* **CHALLENGE**
Filter the entries, keeping every line with the word "true".

* **INPUT RECORDS**

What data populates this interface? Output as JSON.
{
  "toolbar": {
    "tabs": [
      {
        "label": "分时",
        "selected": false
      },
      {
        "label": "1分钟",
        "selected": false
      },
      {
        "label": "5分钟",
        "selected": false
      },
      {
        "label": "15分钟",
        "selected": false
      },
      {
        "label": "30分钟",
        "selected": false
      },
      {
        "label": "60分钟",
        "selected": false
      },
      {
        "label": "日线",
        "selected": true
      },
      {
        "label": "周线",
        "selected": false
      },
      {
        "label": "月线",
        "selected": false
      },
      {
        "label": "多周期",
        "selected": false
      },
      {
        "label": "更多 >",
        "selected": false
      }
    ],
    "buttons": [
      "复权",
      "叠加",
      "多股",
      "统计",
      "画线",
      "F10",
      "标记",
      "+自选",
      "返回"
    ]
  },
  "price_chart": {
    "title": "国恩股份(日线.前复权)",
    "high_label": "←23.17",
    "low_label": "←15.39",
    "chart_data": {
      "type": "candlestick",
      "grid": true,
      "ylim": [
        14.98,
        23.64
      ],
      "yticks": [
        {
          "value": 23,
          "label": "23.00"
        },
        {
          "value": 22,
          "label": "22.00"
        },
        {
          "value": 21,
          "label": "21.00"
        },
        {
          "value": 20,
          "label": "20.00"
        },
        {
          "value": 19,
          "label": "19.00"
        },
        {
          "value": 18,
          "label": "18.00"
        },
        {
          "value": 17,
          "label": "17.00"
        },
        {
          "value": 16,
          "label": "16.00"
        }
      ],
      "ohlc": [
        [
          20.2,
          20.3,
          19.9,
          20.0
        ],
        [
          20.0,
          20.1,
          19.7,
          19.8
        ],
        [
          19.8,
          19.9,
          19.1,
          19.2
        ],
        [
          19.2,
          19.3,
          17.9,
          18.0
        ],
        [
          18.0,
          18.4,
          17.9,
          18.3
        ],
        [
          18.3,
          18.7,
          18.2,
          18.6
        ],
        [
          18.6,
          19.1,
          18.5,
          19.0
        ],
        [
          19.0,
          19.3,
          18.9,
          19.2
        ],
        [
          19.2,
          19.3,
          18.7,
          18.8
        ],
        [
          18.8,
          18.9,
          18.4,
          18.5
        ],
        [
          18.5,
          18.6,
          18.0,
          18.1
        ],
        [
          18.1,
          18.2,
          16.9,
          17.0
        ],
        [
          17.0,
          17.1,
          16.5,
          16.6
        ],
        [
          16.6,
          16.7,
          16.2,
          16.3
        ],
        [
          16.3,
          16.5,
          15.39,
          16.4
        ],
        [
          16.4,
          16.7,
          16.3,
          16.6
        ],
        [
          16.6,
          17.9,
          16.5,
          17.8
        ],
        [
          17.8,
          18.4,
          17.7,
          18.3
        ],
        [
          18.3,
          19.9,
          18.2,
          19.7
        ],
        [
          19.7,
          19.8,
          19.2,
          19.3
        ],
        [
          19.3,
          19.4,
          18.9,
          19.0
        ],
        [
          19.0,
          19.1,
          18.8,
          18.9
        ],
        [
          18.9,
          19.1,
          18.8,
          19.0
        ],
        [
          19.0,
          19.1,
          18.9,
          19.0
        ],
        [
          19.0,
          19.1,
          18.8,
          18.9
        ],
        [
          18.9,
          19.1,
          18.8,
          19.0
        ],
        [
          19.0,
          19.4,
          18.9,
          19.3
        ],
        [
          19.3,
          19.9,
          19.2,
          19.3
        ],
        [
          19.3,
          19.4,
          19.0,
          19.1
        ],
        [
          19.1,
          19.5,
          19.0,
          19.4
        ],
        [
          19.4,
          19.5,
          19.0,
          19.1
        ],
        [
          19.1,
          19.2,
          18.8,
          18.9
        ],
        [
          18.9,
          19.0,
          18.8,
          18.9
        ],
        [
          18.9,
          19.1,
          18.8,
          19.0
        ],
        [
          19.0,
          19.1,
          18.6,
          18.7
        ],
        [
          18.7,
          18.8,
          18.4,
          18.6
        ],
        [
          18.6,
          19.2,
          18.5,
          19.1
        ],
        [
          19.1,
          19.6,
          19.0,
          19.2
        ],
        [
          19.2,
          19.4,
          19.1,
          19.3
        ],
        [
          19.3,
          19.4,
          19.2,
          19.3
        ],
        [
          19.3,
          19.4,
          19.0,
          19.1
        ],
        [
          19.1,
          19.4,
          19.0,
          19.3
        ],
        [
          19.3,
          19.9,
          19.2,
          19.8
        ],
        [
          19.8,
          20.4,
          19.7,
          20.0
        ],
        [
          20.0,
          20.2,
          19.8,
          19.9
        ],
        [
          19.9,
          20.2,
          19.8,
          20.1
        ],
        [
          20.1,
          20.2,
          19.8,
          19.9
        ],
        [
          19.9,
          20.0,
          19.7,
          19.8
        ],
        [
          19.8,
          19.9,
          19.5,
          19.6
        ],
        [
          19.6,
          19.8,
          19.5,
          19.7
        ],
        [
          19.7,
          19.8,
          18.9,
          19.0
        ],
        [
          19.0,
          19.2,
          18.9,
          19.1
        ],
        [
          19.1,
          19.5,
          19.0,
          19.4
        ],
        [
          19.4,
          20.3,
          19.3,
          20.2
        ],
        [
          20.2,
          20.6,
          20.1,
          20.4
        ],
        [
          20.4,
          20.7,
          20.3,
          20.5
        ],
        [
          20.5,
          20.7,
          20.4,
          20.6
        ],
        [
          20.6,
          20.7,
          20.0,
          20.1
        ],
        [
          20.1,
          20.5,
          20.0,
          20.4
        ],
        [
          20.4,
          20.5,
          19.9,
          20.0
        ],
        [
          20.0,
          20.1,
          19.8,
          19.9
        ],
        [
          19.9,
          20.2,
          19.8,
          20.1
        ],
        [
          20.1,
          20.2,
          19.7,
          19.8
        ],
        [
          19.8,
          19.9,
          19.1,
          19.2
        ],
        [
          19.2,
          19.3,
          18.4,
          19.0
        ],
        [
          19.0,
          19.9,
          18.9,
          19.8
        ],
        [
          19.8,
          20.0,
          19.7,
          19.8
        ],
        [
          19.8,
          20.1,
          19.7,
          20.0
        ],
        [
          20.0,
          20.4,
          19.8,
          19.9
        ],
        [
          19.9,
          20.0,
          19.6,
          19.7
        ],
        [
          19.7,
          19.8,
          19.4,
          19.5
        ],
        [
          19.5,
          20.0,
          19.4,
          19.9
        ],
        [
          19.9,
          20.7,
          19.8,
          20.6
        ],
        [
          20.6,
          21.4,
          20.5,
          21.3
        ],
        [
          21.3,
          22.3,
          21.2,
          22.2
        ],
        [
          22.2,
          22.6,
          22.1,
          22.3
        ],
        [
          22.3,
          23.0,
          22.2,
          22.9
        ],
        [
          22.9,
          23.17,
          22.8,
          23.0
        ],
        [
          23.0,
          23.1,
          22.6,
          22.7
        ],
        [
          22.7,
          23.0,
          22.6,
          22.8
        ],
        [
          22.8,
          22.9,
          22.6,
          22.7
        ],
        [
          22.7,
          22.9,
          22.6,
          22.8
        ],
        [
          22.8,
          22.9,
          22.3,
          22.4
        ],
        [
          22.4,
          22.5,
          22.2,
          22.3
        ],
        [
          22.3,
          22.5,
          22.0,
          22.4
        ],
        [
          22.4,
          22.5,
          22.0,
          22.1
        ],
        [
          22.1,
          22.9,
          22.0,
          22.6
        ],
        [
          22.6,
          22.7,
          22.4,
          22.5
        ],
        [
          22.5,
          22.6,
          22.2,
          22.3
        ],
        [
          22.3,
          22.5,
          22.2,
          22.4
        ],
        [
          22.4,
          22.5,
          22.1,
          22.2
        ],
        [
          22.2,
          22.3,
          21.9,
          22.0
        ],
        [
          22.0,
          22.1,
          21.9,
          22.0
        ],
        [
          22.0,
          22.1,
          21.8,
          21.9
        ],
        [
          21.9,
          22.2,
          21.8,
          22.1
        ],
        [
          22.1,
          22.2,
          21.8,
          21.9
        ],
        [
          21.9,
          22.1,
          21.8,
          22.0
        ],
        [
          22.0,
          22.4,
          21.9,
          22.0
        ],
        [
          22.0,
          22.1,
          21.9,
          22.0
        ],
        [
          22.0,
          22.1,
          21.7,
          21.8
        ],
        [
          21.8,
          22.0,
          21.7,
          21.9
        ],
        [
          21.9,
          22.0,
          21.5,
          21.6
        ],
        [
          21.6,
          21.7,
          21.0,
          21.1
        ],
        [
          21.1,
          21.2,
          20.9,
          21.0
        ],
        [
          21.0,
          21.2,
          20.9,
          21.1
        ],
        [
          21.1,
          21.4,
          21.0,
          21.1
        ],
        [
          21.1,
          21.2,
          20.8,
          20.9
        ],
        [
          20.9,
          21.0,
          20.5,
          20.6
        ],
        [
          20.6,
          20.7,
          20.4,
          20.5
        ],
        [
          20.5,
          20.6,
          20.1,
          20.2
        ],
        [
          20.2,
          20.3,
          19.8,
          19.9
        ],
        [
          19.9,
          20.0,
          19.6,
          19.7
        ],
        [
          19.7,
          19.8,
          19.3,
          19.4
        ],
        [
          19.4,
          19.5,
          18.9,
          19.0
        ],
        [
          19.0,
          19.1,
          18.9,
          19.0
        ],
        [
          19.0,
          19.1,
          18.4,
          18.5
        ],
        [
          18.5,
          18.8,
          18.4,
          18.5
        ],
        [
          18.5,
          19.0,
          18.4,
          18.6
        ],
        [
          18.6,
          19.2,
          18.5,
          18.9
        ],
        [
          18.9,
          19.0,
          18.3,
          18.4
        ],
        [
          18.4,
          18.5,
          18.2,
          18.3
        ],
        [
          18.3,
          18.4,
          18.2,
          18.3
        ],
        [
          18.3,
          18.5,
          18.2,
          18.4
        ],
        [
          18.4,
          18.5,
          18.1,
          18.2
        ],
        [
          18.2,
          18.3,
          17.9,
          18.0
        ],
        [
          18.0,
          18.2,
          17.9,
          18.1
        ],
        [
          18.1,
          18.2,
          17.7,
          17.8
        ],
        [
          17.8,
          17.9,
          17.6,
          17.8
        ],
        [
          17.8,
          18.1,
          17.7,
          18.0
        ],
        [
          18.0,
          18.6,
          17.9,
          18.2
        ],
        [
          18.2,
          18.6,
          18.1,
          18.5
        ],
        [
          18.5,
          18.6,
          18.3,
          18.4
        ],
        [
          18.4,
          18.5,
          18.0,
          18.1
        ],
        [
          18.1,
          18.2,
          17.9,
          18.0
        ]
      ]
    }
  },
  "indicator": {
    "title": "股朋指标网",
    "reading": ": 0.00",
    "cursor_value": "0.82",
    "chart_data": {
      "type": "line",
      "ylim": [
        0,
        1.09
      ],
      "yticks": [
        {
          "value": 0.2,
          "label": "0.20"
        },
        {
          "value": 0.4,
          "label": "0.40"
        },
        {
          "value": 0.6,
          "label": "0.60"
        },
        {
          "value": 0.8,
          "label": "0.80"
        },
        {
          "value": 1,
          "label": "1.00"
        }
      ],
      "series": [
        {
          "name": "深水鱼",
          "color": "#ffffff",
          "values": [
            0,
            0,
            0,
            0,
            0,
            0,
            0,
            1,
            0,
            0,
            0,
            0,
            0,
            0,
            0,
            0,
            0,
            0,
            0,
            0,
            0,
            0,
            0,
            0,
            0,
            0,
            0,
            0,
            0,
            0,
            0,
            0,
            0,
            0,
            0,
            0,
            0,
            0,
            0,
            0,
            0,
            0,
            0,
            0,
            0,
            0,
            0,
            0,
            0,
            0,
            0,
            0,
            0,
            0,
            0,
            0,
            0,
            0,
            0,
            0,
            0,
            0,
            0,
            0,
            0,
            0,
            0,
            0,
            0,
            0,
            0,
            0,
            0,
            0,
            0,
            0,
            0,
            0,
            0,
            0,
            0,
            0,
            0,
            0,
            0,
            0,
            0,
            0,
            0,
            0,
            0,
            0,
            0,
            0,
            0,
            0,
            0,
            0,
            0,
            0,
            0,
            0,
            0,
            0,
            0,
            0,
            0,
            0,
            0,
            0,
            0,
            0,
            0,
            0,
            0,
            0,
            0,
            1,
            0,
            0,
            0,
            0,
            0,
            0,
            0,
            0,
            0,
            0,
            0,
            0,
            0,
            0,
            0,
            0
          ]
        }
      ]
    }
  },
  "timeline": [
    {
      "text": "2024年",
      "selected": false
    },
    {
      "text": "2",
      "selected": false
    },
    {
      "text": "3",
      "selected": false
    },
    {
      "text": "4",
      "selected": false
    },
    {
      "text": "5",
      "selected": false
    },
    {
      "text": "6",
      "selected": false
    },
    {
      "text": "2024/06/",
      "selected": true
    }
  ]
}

* **FINISHED ANSWER**
        "selected": true
      "grid": true,
      "selected": true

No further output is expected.